WHAT IS EXPECTED => Check every line of the data below for the string "this", and copy the ones that hold it.

RECORD EXTRACTS =>
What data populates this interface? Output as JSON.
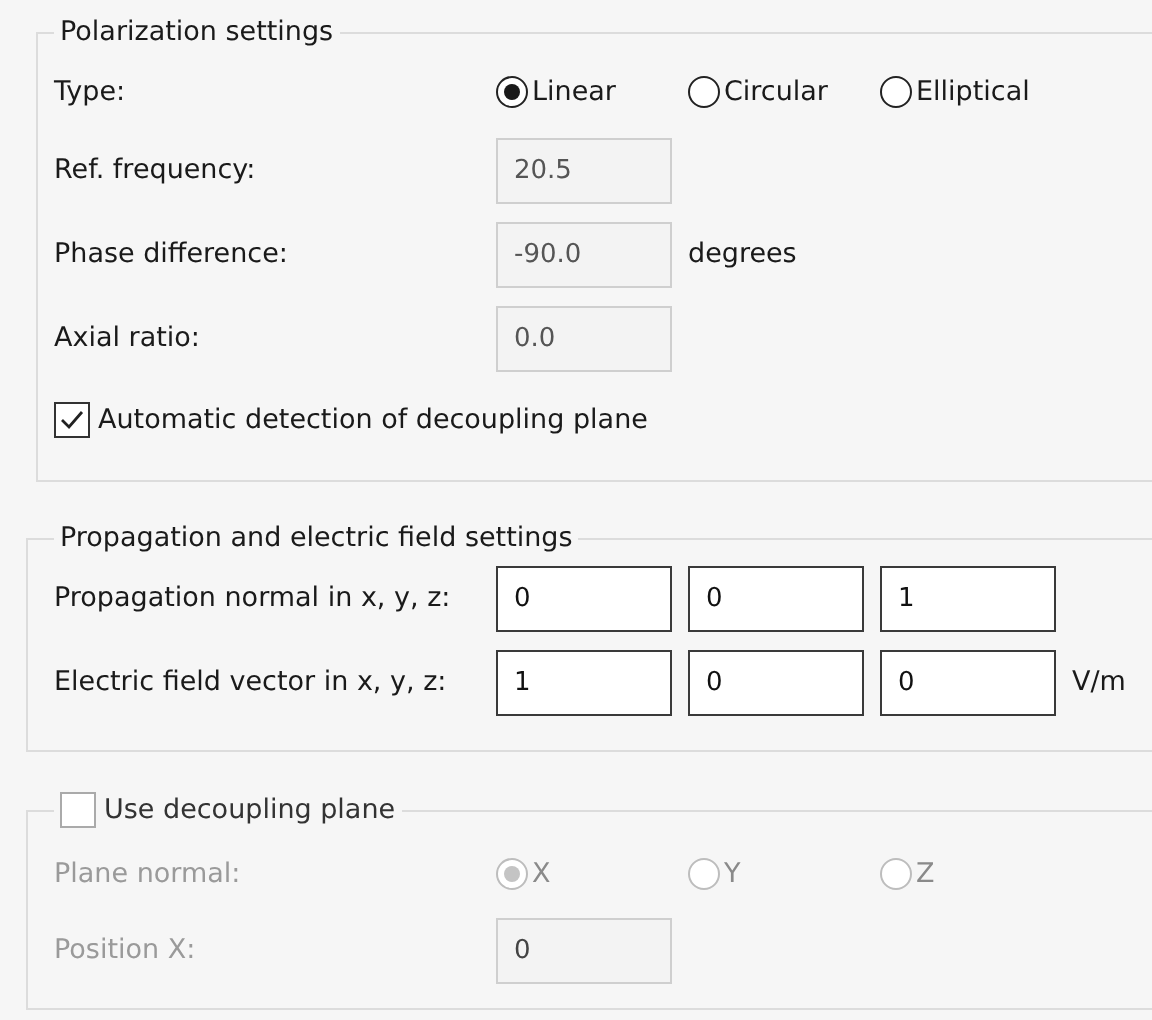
{
  "polarization_settings": {
    "title": "Polarization settings",
    "type": {
      "label": "Type:",
      "options": [
        {
          "label": "Linear",
          "selected": true
        },
        {
          "label": "Circular",
          "selected": false
        },
        {
          "label": "Elliptical",
          "selected": false
        }
      ]
    },
    "fields": [
      {
        "label": "Ref. frequency:",
        "value": "20.5",
        "read_only": true
      },
      {
        "label": "Phase difference:",
        "value": "-90.0",
        "unit": "degrees",
        "read_only": true
      },
      {
        "label": "Axial ratio:",
        "value": "0.0",
        "read_only": true
      }
    ],
    "auto_detection": {
      "label": "Automatic detection of decoupling plane",
      "checked": true
    }
  },
  "propagation_settings": {
    "title": "Propagation and electric field settings",
    "rows": [
      {
        "label": "Propagation normal in x, y, z:",
        "values": [
          "0",
          "0",
          "1"
        ]
      },
      {
        "label": "Electric field vector in x, y, z:",
        "values": [
          "1",
          "0",
          "0"
        ],
        "unit": "V/m"
      }
    ]
  },
  "decoupling_plane": {
    "label": "Use decoupling plane",
    "checked": false,
    "disabled": true,
    "plane_normal": {
      "label": "Plane normal:",
      "options": [
        {
          "label": "X",
          "selected": true
        },
        {
          "label": "Y",
          "selected": false
        },
        {
          "label": "Z",
          "selected": false
        }
      ]
    },
    "position": {
      "label": "Position X:",
      "value": "0"
    }
  }
}
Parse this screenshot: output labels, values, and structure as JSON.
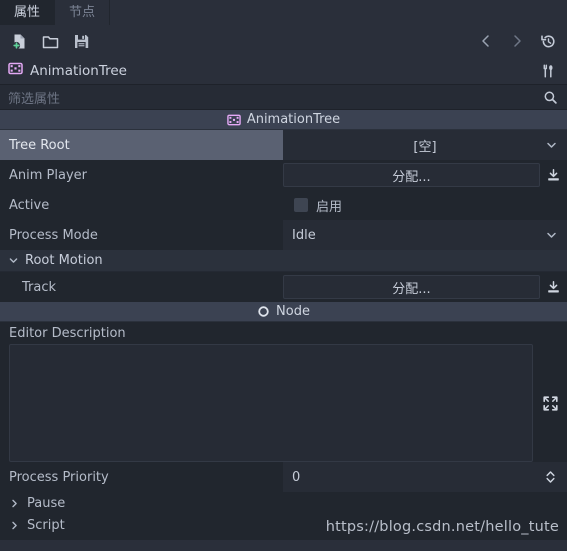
{
  "tabs": [
    {
      "label": "属性",
      "name": "tab-properties",
      "active": true
    },
    {
      "label": "节点",
      "name": "tab-node",
      "active": false
    }
  ],
  "toolbar": {
    "new_icon": "new-file-icon",
    "open_icon": "open-folder-icon",
    "save_icon": "save-icon",
    "back_icon": "chevron-left-icon",
    "forward_icon": "chevron-right-icon",
    "history_icon": "history-icon"
  },
  "object_header": {
    "title": "AnimationTree",
    "icon": "animation-tree-icon",
    "tools_icon": "object-tools-icon"
  },
  "filter": {
    "placeholder": "筛选属性",
    "value": "",
    "search_icon": "search-icon"
  },
  "categories": {
    "animation_tree": {
      "label": "AnimationTree",
      "icon": "animation-tree-icon"
    },
    "node": {
      "label": "Node",
      "icon": "node-circle-icon"
    }
  },
  "properties": {
    "tree_root": {
      "label": "Tree Root",
      "value": "[空]",
      "selected": true,
      "caret_icon": "chevron-down-icon"
    },
    "anim_player": {
      "label": "Anim Player",
      "value": "分配...",
      "side_icon": "load-icon"
    },
    "active": {
      "label": "Active",
      "checkbox_label": "启用",
      "checked": false
    },
    "process_mode": {
      "label": "Process Mode",
      "value": "Idle",
      "caret_icon": "chevron-down-icon"
    },
    "root_motion": {
      "label": "Root Motion",
      "expanded": true,
      "arrow_icon": "chevron-down-icon"
    },
    "track": {
      "label": "Track",
      "value": "分配...",
      "side_icon": "load-icon"
    },
    "editor_description": {
      "label": "Editor Description",
      "value": "",
      "expand_icon": "expand-icon"
    },
    "process_priority": {
      "label": "Process Priority",
      "value": "0",
      "spin_icon": "updown-spinner-icon"
    }
  },
  "foldouts": [
    {
      "label": "Pause",
      "arrow_icon": "chevron-right-icon",
      "name": "foldout-pause"
    },
    {
      "label": "Script",
      "arrow_icon": "chevron-right-icon",
      "name": "foldout-script"
    }
  ],
  "watermark": {
    "text": "https://blog.csdn.net/hello_tute"
  },
  "colors": {
    "bg": "#21262e",
    "panel": "#2a2f3a",
    "category": "#3b4252",
    "selection": "#5a6172",
    "field": "#272c36",
    "text": "#c3c9d4",
    "accent_icon": "#e4a9f5"
  }
}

ANSWER TO THE PROBLEM =>
What data populates this interface? Output as JSON.
Parse this screenshot: output labels, values, and structure as JSON.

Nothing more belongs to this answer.